§ **What you are asked to do**
Leaving out every picture, quote the data below exactly as it appears.

§ **Data in this exercise**

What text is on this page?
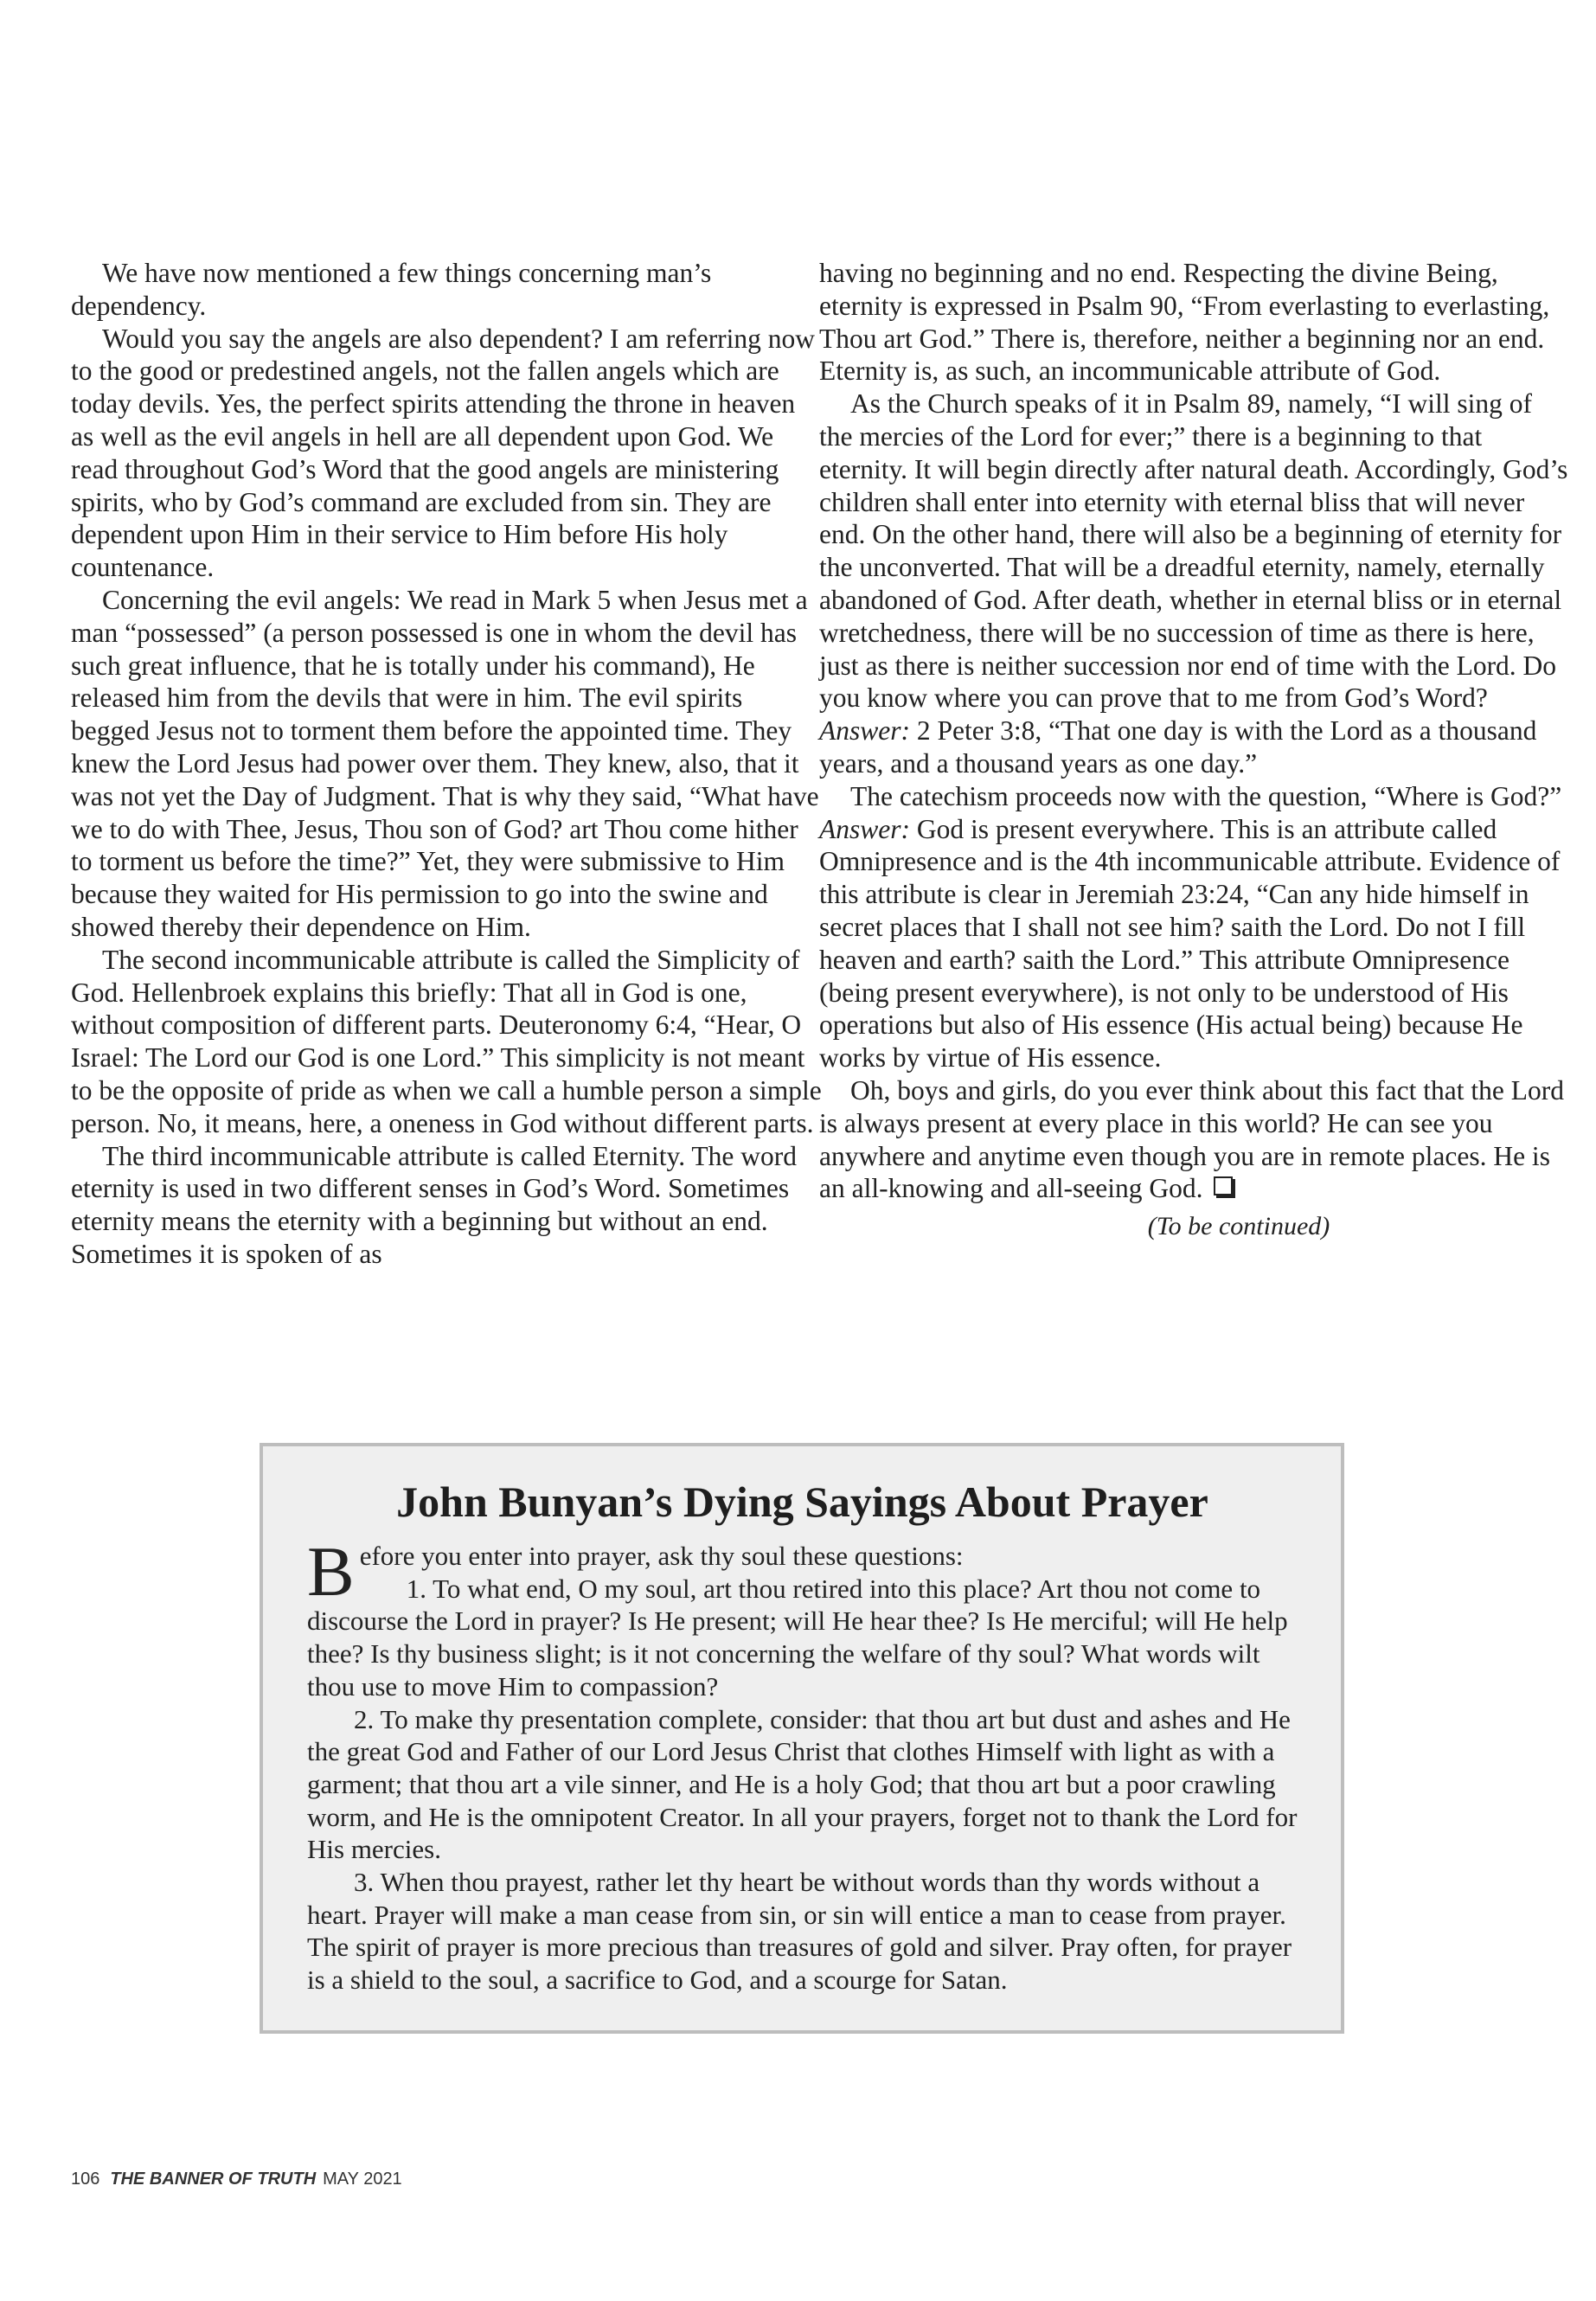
We have now mentioned a few things concerning man’s dependency.

Would you say the angels are also dependent? I am referring now to the good or predestined angels, not the fallen angels which are today devils. Yes, the perfect spirits attending the throne in heaven as well as the evil angels in hell are all dependent upon God. We read throughout God’s Word that the good angels are ministering spirits, who by God’s command are excluded from sin. They are dependent upon Him in their service to Him before His holy countenance.

Concerning the evil angels: We read in Mark 5 when Jesus met a man “possessed” (a person possessed is one in whom the devil has such great influence, that he is totally under his command), He released him from the devils that were in him. The evil spirits begged Jesus not to torment them before the appointed time. They knew the Lord Jesus had power over them. They knew, also, that it was not yet the Day of Judgment. That is why they said, “What have we to do with Thee, Jesus, Thou son of God? art Thou come hither to torment us before the time?” Yet, they were submissive to Him because they waited for His permission to go into the swine and showed thereby their dependence on Him.

The second incommunicable attribute is called the Simplicity of God. Hellenbroek explains this briefly: That all in God is one, without composition of different parts. Deuteronomy 6:4, “Hear, O Israel: The Lord our God is one Lord.” This simplicity is not meant to be the opposite of pride as when we call a humble person a simple person. No, it means, here, a oneness in God without different parts.

The third incommunicable attribute is called Eternity. The word eternity is used in two different senses in God’s Word. Sometimes eternity means the eternity with a beginning but without an end. Sometimes it is spoken of as

having no beginning and no end. Respecting the divine Being, eternity is expressed in Psalm 90, “From everlasting to everlasting, Thou art God.” There is, therefore, neither a beginning nor an end. Eternity is, as such, an incommunicable attribute of God.

As the Church speaks of it in Psalm 89, namely, “I will sing of the mercies of the Lord for ever;” there is a beginning to that eternity. It will begin directly after natural death. Accordingly, God’s children shall enter into eternity with eternal bliss that will never end. On the other hand, there will also be a beginning of eternity for the unconverted. That will be a dreadful eternity, namely, eternally abandoned of God. After death, whether in eternal bliss or in eternal wretchedness, there will be no succession of time as there is here, just as there is neither succession nor end of time with the Lord. Do you know where you can prove that to me from God’s Word? Answer: 2 Peter 3:8, “That one day is with the Lord as a thousand years, and a thousand years as one day.”

The catechism proceeds now with the question, “Where is God?” Answer: God is present everywhere. This is an attribute called Omnipresence and is the 4th incommunicable attribute. Evidence of this attribute is clear in Jeremiah 23:24, “Can any hide himself in secret places that I shall not see him? saith the Lord. Do not I fill heaven and earth? saith the Lord.” This attribute Omnipresence (being present everywhere), is not only to be understood of His operations but also of His essence (His actual being) because He works by virtue of His essence.

Oh, boys and girls, do you ever think about this fact that the Lord is always present at every place in this world? He can see you anywhere and anytime even though you are in remote places. He is an all-knowing and all-seeing God.

(To be continued)

John Bunyan’s Dying Sayings About Prayer

Before you enter into prayer, ask thy soul these questions:

1. To what end, O my soul, art thou retired into this place? Art thou not come to discourse the Lord in prayer? Is He present; will He hear thee? Is He merciful; will He help thee? Is thy business slight; is it not concerning the welfare of thy soul? What words wilt thou use to move Him to compassion?

2. To make thy presentation complete, consider: that thou art but dust and ashes and He the great God and Father of our Lord Jesus Christ that clothes Himself with light as with a garment; that thou art a vile sinner, and He is a holy God; that thou art but a poor crawling worm, and He is the omnipotent Creator. In all your prayers, forget not to thank the Lord for His mercies.

3. When thou prayest, rather let thy heart be without words than thy words without a heart. Prayer will make a man cease from sin, or sin will entice a man to cease from prayer. The spirit of prayer is more precious than treasures of gold and silver. Pray often, for prayer is a shield to the soul, a sacrifice to God, and a scourge for Satan.

106 THE BANNER OF TRUTH MAY 2021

§ **Written response**
What text is on this page?
We have now mentioned a few things concerning man’s dependency.

Would you say the angels are also dependent? I am referring now to the good or predestined angels, not the fallen angels which are today devils. Yes, the perfect spirits attending the throne in heaven as well as the evil angels in hell are all dependent upon God. We read throughout God’s Word that the good angels are ministering spirits, who by God’s command are excluded from sin. They are dependent upon Him in their service to Him before His holy countenance.

Concerning the evil angels: We read in Mark 5 when Jesus met a man “possessed” (a person possessed is one in whom the devil has such great influence, that he is totally under his command), He released him from the devils that were in him. The evil spirits begged Jesus not to torment them before the appointed time. They knew the Lord Jesus had power over them. They knew, also, that it was not yet the Day of Judgment. That is why they said, “What have we to do with Thee, Jesus, Thou son of God? art Thou come hither to torment us before the time?” Yet, they were submissive to Him because they waited for His permission to go into the swine and showed thereby their dependence on Him.

The second incommunicable attribute is called the Simplicity of God. Hellenbroek explains this briefly: That all in God is one, without composition of different parts. Deuteronomy 6:4, “Hear, O Israel: The Lord our God is one Lord.” This simplicity is not meant to be the opposite of pride as when we call a humble person a simple person. No, it means, here, a oneness in God without different parts.

The third incommunicable attribute is called Eternity. The word eternity is used in two different senses in God’s Word. Sometimes eternity means the eternity with a beginning but without an end. Sometimes it is spoken of as

having no beginning and no end. Respecting the divine Being, eternity is expressed in Psalm 90, “From everlasting to everlasting, Thou art God.” There is, therefore, neither a beginning nor an end. Eternity is, as such, an incommunicable attribute of God.

As the Church speaks of it in Psalm 89, namely, “I will sing of the mercies of the Lord for ever;” there is a beginning to that eternity. It will begin directly after natural death. Accordingly, God’s children shall enter into eternity with eternal bliss that will never end. On the other hand, there will also be a beginning of eternity for the unconverted. That will be a dreadful eternity, namely, eternally abandoned of God. After death, whether in eternal bliss or in eternal wretchedness, there will be no succession of time as there is here, just as there is neither succession nor end of time with the Lord. Do you know where you can prove that to me from God’s Word? Answer: 2 Peter 3:8, “That one day is with the Lord as a thousand years, and a thousand years as one day.”

The catechism proceeds now with the question, “Where is God?” Answer: God is present everywhere. This is an attribute called Omnipresence and is the 4th incommunicable attribute. Evidence of this attribute is clear in Jeremiah 23:24, “Can any hide himself in secret places that I shall not see him? saith the Lord. Do not I fill heaven and earth? saith the Lord.” This attribute Omnipresence (being present everywhere), is not only to be understood of His operations but also of His essence (His actual being) because He works by virtue of His essence.

Oh, boys and girls, do you ever think about this fact that the Lord is always present at every place in this world? He can see you anywhere and anytime even though you are in remote places. He is an all-knowing and all-seeing God.

(To be continued)

John Bunyan’s Dying Sayings About Prayer

Before you enter into prayer, ask thy soul these questions:

1. To what end, O my soul, art thou retired into this place? Art thou not come to discourse the Lord in prayer? Is He present; will He hear thee? Is He merciful; will He help thee? Is thy business slight; is it not concerning the welfare of thy soul? What words wilt thou use to move Him to compassion?

2. To make thy presentation complete, consider: that thou art but dust and ashes and He the great God and Father of our Lord Jesus Christ that clothes Himself with light as with a garment; that thou art a vile sinner, and He is a holy God; that thou art but a poor crawling worm, and He is the omnipotent Creator. In all your prayers, forget not to thank the Lord for His mercies.

3. When thou prayest, rather let thy heart be without words than thy words without a heart. Prayer will make a man cease from sin, or sin will entice a man to cease from prayer. The spirit of prayer is more precious than treasures of gold and silver. Pray often, for prayer is a shield to the soul, a sacrifice to God, and a scourge for Satan.

106 THE BANNER OF TRUTH MAY 2021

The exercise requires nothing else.